** start INFORMATION SHOWN **

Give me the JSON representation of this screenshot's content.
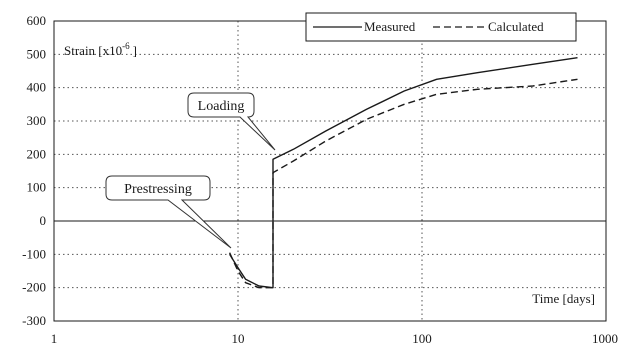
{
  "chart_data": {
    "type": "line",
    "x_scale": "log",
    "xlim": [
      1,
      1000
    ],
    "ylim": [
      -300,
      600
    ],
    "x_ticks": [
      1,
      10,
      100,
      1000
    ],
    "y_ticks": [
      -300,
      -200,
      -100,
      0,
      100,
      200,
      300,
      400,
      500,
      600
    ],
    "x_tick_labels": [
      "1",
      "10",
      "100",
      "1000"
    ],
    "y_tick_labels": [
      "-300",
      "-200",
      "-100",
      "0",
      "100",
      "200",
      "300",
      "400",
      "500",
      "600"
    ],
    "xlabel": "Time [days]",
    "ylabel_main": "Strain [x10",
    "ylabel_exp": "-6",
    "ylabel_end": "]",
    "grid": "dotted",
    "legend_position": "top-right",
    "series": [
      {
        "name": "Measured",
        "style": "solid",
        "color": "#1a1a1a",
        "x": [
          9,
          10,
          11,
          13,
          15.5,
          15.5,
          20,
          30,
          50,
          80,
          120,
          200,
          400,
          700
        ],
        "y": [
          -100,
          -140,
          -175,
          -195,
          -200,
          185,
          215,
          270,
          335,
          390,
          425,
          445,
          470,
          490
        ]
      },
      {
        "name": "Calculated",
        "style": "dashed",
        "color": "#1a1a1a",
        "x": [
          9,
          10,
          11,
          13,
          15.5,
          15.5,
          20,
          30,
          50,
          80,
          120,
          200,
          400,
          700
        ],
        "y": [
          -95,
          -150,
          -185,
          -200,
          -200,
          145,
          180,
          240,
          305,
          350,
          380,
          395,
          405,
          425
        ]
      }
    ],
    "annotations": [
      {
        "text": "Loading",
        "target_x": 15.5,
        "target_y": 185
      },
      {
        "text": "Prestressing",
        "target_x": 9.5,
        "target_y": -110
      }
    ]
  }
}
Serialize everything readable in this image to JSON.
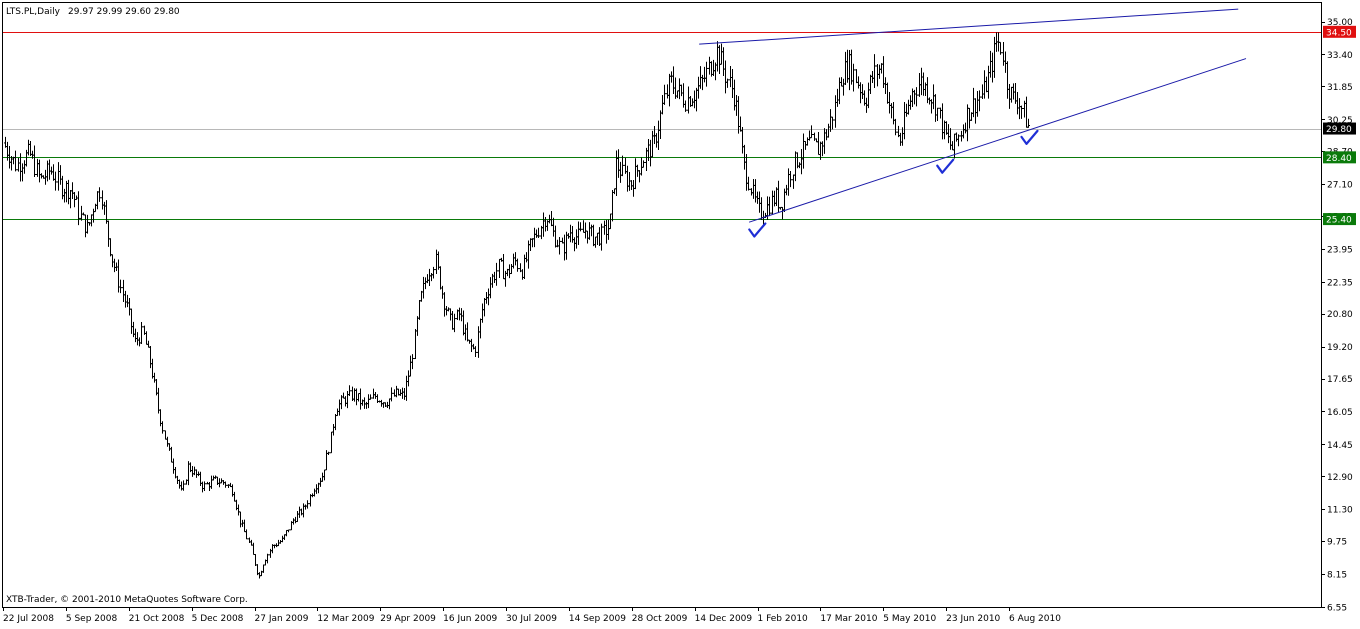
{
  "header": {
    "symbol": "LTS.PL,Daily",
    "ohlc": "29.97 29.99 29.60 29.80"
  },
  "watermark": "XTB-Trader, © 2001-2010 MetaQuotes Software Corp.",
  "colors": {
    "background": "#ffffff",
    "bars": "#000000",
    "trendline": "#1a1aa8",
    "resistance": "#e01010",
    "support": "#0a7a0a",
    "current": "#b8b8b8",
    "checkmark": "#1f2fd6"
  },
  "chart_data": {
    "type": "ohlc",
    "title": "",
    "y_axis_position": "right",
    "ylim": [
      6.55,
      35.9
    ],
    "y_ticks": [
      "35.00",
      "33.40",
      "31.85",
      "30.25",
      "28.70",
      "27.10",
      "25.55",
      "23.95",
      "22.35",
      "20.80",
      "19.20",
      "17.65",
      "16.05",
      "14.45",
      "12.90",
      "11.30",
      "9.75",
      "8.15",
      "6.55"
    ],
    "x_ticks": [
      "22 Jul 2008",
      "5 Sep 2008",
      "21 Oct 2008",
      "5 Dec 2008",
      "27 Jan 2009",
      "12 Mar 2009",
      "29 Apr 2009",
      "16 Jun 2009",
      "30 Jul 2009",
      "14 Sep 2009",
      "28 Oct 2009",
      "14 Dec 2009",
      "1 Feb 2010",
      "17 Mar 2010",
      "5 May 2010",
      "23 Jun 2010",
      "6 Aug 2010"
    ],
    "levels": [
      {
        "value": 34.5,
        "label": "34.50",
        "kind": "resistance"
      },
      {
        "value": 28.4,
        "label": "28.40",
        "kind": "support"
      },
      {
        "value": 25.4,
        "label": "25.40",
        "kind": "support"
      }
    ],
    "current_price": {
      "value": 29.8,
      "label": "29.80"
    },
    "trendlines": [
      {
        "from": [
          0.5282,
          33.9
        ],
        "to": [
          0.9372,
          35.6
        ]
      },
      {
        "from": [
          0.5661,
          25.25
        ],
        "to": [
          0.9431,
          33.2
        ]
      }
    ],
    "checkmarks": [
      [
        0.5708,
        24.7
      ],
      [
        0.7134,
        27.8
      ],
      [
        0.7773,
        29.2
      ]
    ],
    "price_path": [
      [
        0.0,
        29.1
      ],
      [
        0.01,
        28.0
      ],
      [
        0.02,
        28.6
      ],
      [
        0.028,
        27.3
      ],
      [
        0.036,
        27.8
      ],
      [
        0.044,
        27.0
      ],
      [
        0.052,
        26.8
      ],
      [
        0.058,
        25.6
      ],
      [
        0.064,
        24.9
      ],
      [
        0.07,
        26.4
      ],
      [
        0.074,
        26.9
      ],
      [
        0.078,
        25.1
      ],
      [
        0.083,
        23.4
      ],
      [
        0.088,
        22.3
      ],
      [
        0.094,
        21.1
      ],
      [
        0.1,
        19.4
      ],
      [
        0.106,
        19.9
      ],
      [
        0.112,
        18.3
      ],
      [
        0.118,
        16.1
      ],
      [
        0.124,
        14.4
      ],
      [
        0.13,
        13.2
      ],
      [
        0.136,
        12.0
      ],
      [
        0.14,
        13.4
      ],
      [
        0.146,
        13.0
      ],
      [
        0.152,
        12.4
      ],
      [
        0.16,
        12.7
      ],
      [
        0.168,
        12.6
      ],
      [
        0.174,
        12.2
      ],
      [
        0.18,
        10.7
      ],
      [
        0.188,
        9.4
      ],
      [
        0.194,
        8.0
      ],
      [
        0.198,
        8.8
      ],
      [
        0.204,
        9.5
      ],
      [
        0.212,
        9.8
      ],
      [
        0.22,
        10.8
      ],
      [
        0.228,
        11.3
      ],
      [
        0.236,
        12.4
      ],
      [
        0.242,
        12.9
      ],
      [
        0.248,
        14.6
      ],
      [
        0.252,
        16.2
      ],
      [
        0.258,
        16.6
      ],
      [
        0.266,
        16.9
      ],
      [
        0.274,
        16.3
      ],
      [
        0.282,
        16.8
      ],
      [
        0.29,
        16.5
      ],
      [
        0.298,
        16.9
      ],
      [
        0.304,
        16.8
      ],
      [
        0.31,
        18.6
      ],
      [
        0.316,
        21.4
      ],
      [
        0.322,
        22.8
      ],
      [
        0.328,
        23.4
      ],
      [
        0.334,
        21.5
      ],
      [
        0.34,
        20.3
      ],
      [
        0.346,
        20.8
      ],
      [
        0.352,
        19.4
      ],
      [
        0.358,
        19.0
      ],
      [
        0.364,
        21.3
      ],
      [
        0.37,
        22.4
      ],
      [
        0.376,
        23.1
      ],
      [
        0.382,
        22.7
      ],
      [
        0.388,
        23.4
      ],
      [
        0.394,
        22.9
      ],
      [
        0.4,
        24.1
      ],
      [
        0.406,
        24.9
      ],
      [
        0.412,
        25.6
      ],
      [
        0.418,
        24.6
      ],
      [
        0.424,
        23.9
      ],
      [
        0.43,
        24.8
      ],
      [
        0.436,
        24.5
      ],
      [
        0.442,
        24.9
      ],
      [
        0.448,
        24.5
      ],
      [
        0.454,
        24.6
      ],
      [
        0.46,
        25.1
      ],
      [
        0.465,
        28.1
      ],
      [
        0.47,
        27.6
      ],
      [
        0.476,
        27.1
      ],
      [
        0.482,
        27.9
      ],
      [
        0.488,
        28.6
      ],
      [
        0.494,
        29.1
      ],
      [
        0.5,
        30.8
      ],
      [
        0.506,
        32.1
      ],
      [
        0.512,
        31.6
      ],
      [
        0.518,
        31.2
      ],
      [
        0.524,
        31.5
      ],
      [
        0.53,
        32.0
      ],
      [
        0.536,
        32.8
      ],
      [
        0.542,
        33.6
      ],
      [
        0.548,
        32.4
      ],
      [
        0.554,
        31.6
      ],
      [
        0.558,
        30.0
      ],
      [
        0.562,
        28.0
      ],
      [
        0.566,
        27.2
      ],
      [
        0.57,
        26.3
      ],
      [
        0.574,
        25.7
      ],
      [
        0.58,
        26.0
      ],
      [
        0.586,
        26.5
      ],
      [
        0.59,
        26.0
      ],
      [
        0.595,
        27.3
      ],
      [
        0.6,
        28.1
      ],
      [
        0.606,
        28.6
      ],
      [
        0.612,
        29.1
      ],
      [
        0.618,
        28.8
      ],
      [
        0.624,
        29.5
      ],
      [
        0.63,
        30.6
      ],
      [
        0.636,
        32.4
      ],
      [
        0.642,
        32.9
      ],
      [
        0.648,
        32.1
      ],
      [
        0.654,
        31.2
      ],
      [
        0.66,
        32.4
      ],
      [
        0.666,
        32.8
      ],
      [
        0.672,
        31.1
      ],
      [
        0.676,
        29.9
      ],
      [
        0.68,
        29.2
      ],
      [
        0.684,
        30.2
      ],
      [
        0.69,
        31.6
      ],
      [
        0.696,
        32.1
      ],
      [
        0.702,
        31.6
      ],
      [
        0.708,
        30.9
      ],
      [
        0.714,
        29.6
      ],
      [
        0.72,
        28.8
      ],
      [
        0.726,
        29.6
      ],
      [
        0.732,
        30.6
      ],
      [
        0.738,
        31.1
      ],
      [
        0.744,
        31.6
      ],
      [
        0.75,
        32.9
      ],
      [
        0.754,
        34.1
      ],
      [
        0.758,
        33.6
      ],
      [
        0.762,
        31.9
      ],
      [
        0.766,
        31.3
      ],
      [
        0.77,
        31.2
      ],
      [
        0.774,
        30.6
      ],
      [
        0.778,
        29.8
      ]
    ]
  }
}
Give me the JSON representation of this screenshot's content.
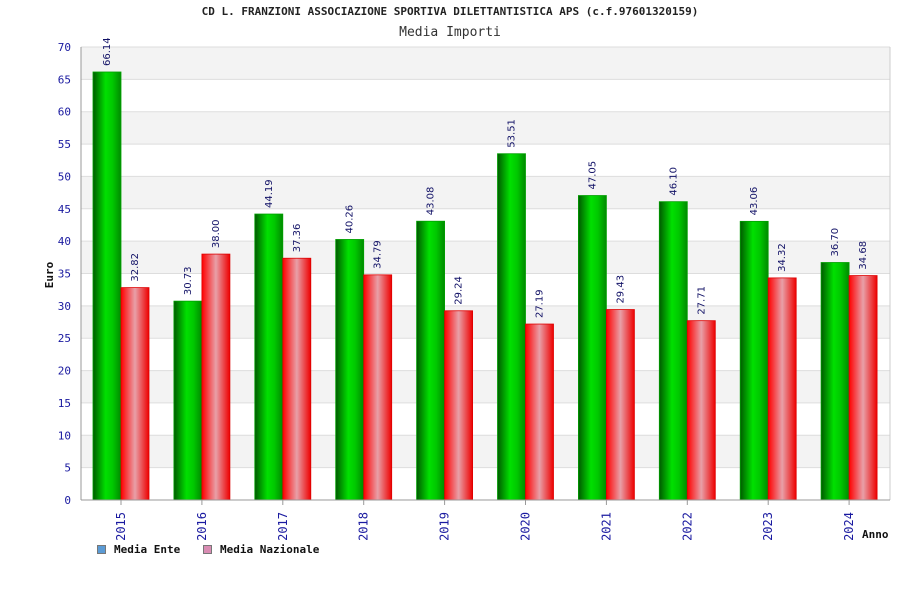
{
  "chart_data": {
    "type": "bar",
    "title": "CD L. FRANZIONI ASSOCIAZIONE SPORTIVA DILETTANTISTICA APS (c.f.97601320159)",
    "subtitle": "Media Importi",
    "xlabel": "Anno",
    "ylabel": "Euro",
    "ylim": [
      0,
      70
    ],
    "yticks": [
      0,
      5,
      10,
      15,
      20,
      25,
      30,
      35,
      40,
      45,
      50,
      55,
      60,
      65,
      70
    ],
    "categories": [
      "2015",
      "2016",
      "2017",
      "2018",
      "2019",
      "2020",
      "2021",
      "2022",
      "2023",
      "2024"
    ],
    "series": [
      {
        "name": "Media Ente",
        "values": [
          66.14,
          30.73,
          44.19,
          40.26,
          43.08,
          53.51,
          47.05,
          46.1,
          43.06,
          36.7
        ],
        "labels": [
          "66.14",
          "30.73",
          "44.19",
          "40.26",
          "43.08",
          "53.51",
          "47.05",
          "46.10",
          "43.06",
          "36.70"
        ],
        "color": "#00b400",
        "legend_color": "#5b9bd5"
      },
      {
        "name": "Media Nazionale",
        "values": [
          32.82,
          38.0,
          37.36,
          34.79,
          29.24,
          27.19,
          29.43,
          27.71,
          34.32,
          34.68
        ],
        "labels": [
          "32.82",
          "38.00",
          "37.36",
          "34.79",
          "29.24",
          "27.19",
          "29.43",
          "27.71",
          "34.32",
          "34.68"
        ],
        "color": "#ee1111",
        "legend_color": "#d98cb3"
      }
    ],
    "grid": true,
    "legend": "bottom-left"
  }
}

** end INFORMATION SHOWN **

◆ PROBLEM DETAILS ◆
Using the records above, copy each line that contains "resistance".

◆ ANSWER TO THE EXERCISE ◆
    "resistance": "#e01010",
        "kind": "resistance"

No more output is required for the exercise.